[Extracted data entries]
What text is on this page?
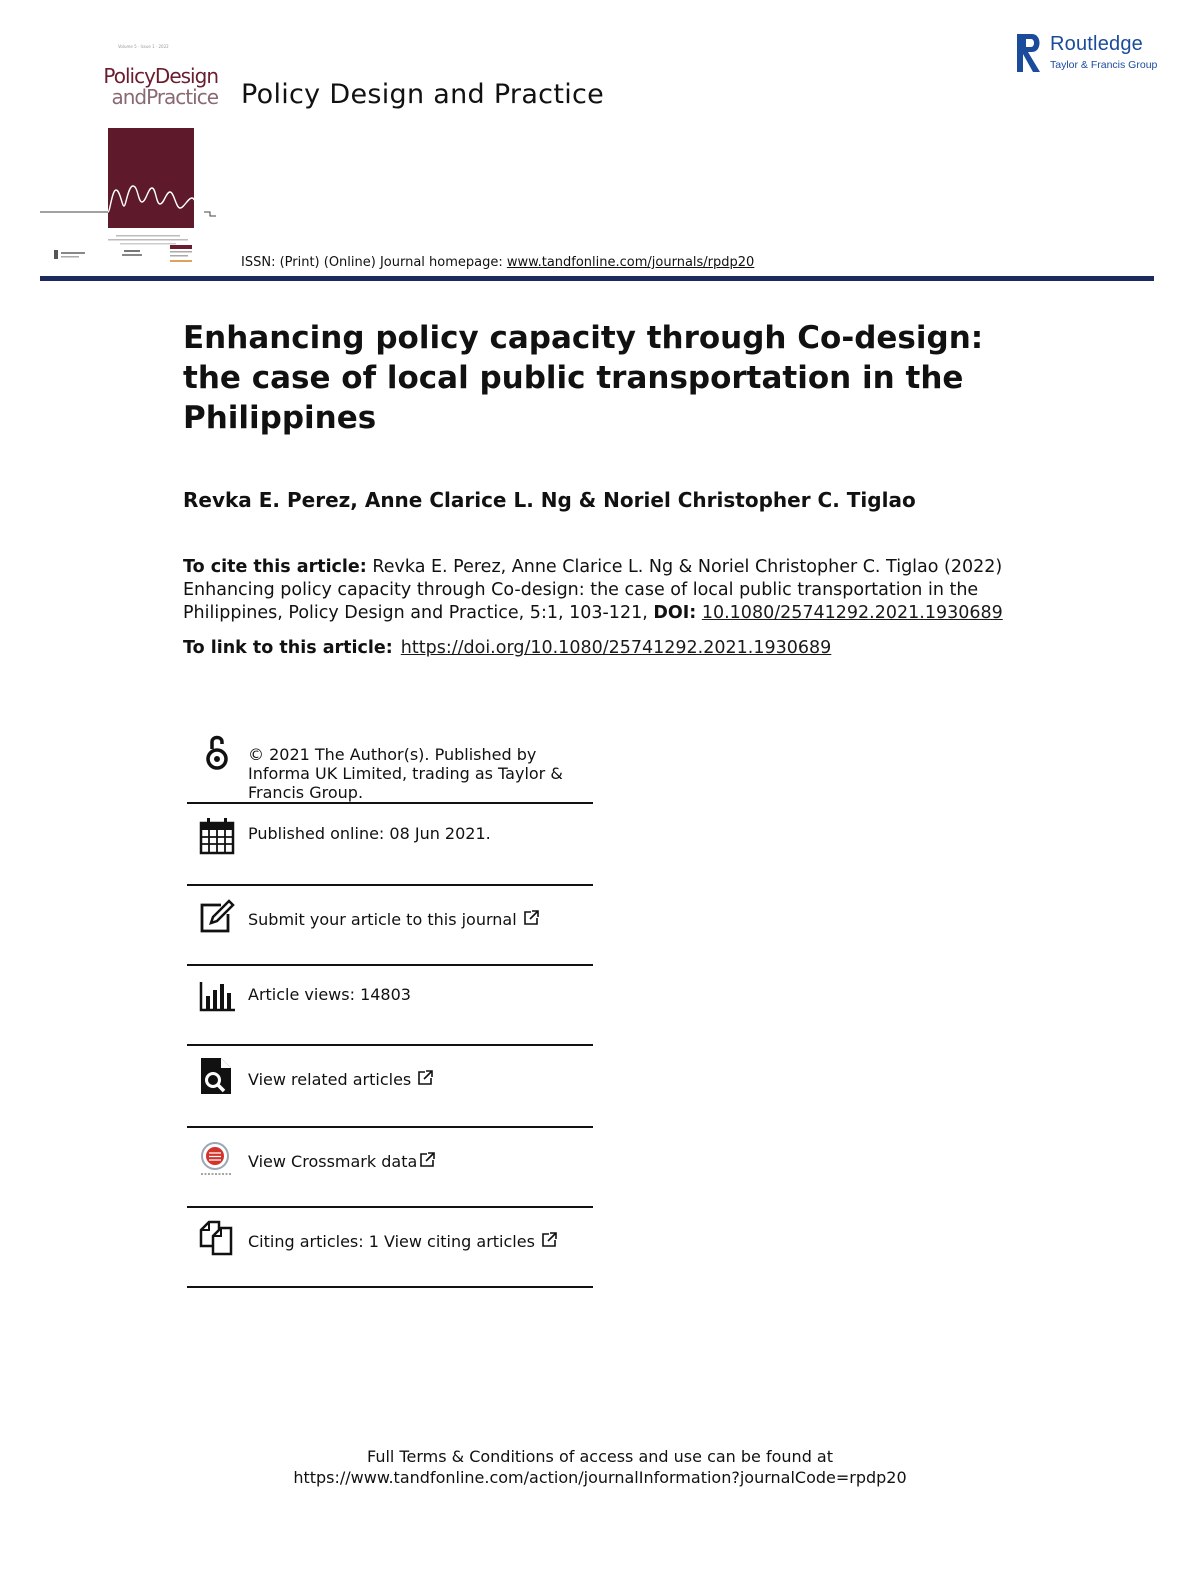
Volume 5 · Issue 1 · 2022
PolicyDesign
andPractice Policy Design and Practice
ISSN: (Print) (Online) Journal homepage: www.tandfonline.com/journals/rpdp20
Routledge
Taylor & Francis Group
Enhancing policy capacity through Co-design: the case of local public transportation in the Philippines
Revka E. Perez, Anne Clarice L. Ng & Noriel Christopher C. Tiglao
To cite this article: Revka E. Perez, Anne Clarice L. Ng & Noriel Christopher C. Tiglao (2022) Enhancing policy capacity through Co-design: the case of local public transportation in the Philippines, Policy Design and Practice, 5:1, 103-121, DOI: 10.1080/25741292.2021.1930689
To link to this article: https://doi.org/10.1080/25741292.2021.1930689
© 2021 The Author(s). Published by Informa UK Limited, trading as Taylor & Francis Group.
Published online: 08 Jun 2021.
Submit your article to this journal
Article views: 14803
View related articles
View Crossmark data
Citing articles: 1 View citing articles
Full Terms & Conditions of access and use can be found at
https://www.tandfonline.com/action/journalInformation?journalCode=rpdp20
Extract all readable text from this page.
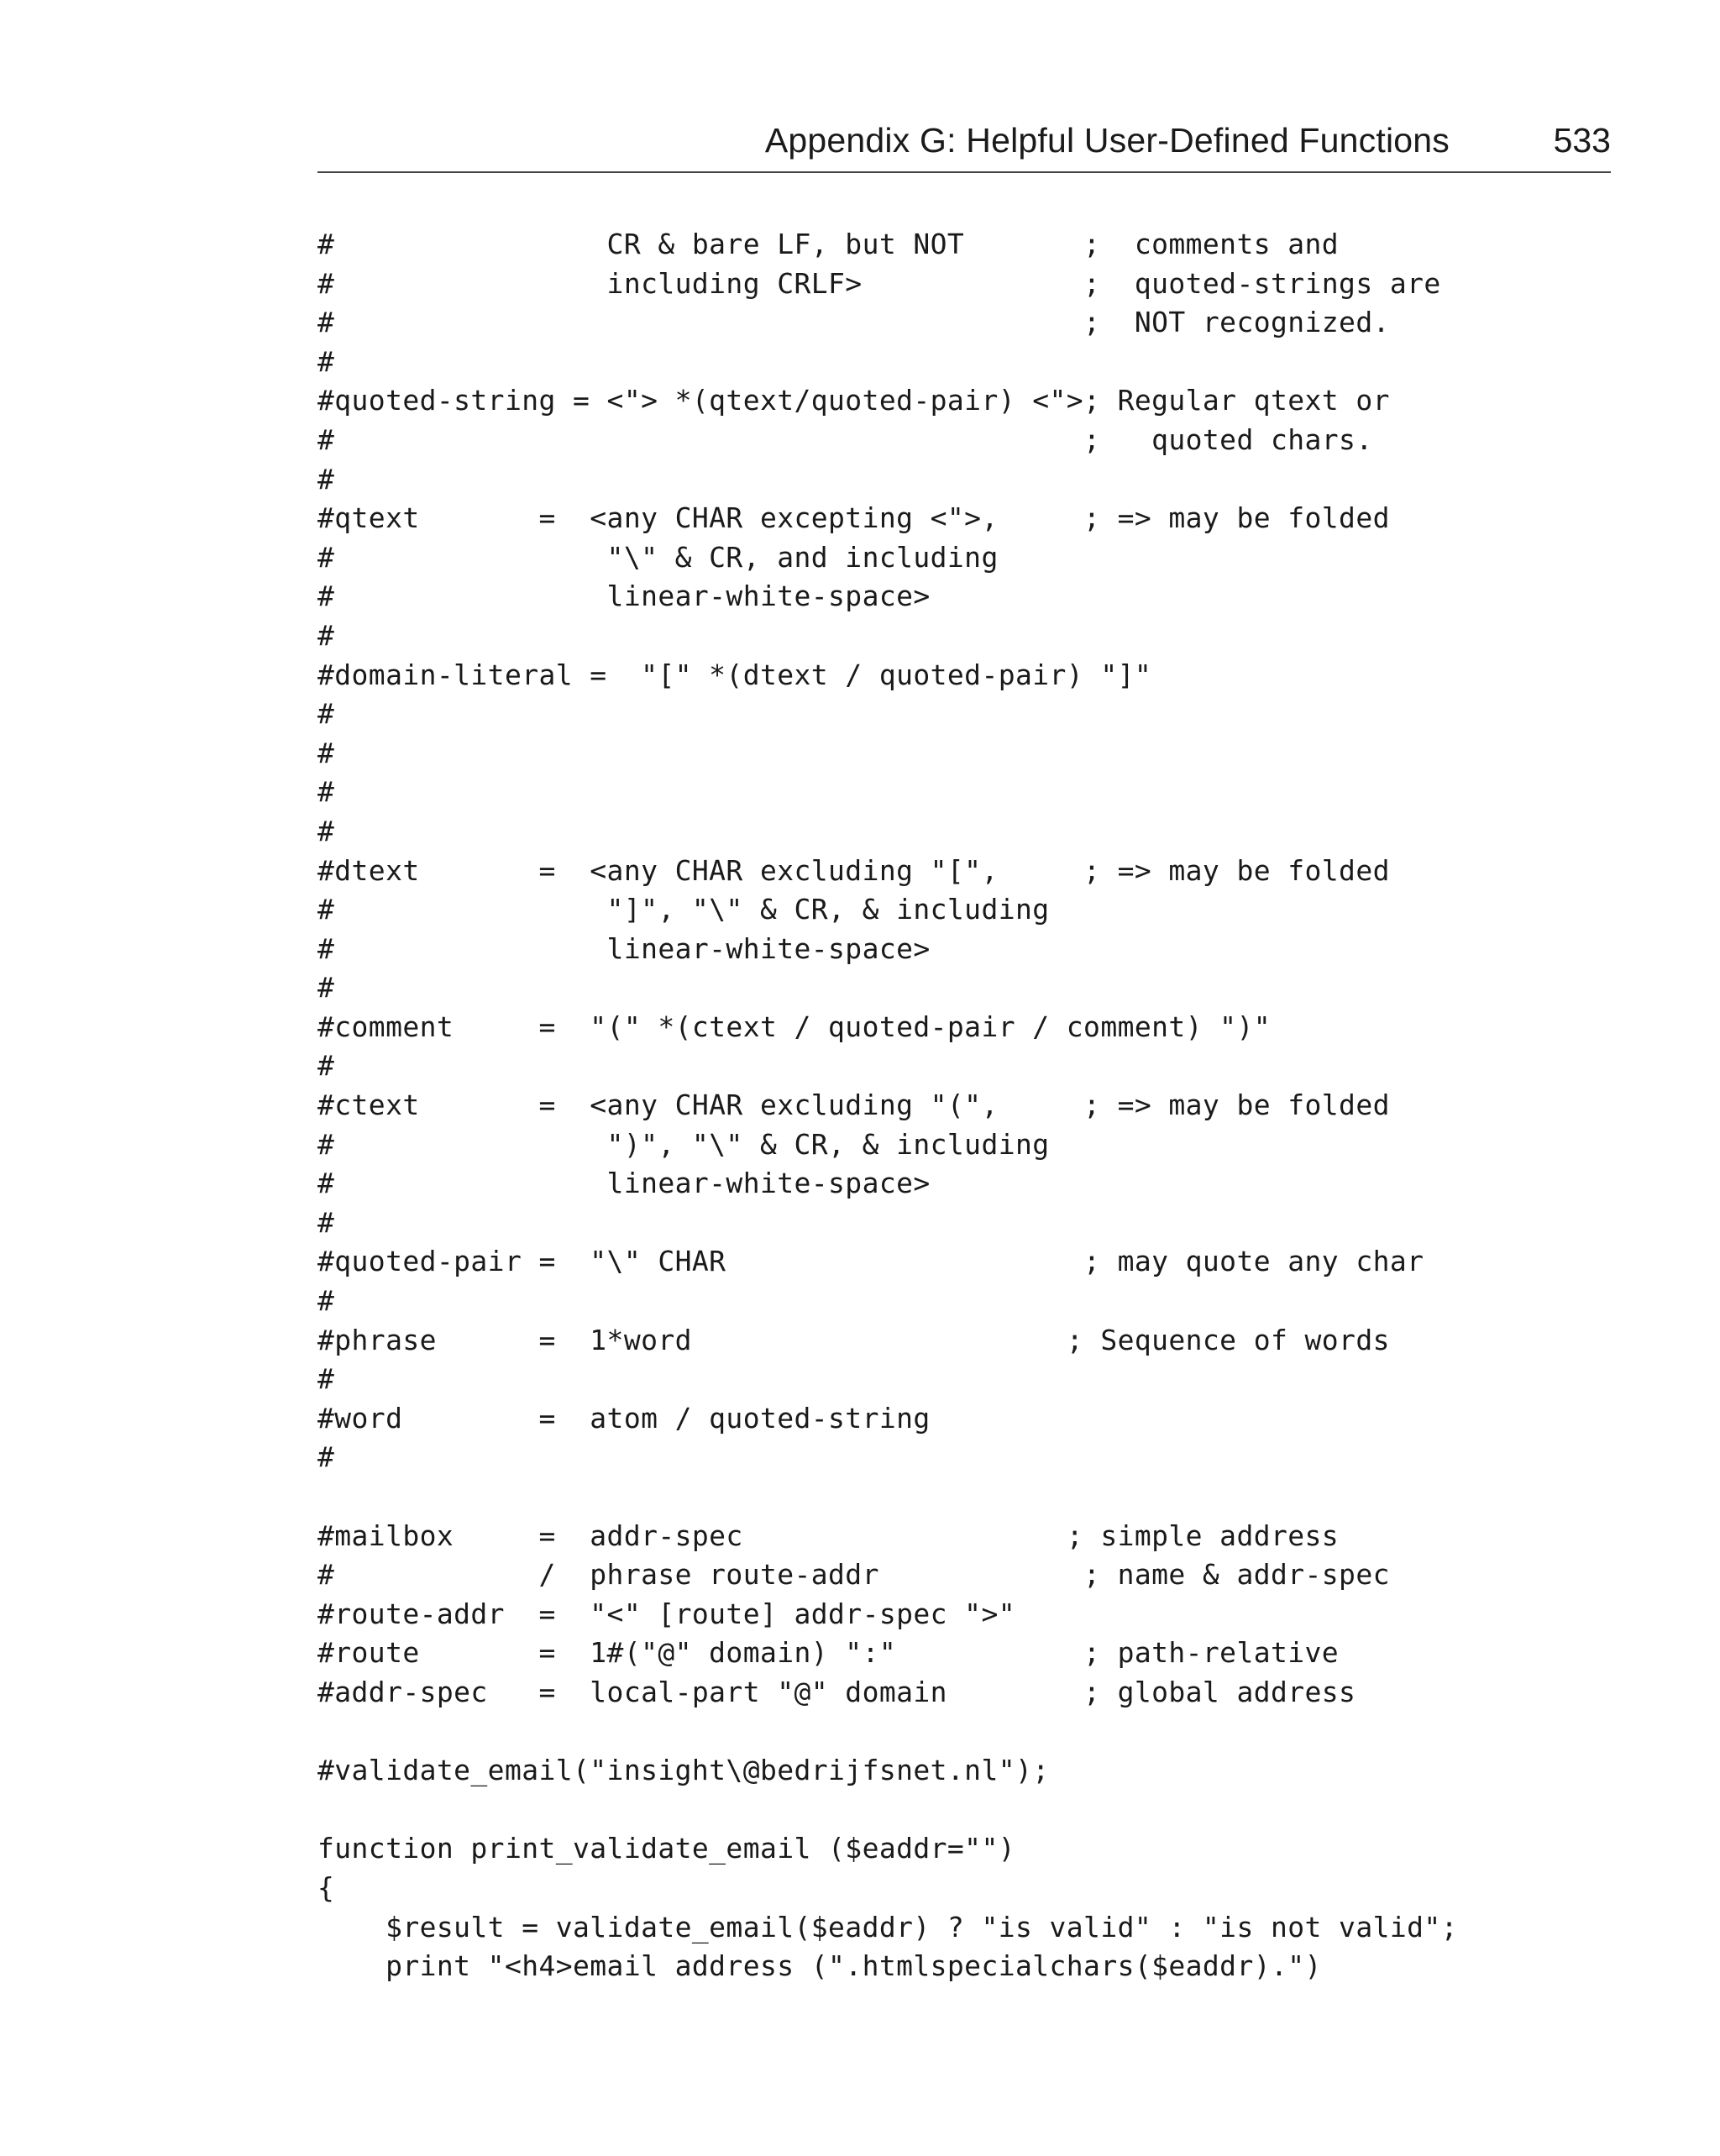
Appendix G: Helpful User-Defined Functions	533
#                CR & bare LF, but NOT       ;  comments and
#                including CRLF>             ;  quoted-strings are
#                                            ;  NOT recognized.
#
#quoted-string = <"> *(qtext/quoted-pair) <">; Regular qtext or
#                                            ;   quoted chars.
#
#qtext       =  <any CHAR excepting <">,     ; => may be folded
#                "\" & CR, and including
#                linear-white-space>
#
#domain-literal =  "[" *(dtext / quoted-pair) "]"
#
#
#
#
#dtext       =  <any CHAR excluding "[",     ; => may be folded
#                "]", "\" & CR, & including
#                linear-white-space>
#
#comment     =  "(" *(ctext / quoted-pair / comment) ")"
#
#ctext       =  <any CHAR excluding "(",     ; => may be folded
#                ")", "\" & CR, & including
#                linear-white-space>
#
#quoted-pair =  "\" CHAR                     ; may quote any char
#
#phrase      =  1*word                      ; Sequence of words
#
#word        =  atom / quoted-string
#

#mailbox     =  addr-spec                   ; simple address
#            /  phrase route-addr            ; name & addr-spec
#route-addr  =  "<" [route] addr-spec ">"
#route       =  1#("@" domain) ":"           ; path-relative
#addr-spec   =  local-part "@" domain        ; global address

#validate_email("insight\@bedrijfsnet.nl");

function print_validate_email ($eaddr="")
{
$result = validate_email($eaddr) ? "is valid" : "is not valid";
print "<h4>email address (".htmlspecialchars($eaddr).")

> [EXERCISE INSTRUCTIONS]: Identify every line where the string "Taylor" appears.

> [RESULT FOR THIS EXERCISE]:
Taylor & Francis Group
© 2021 The Author(s). Published by Informa UK Limited, trading as Taylor & Francis Group.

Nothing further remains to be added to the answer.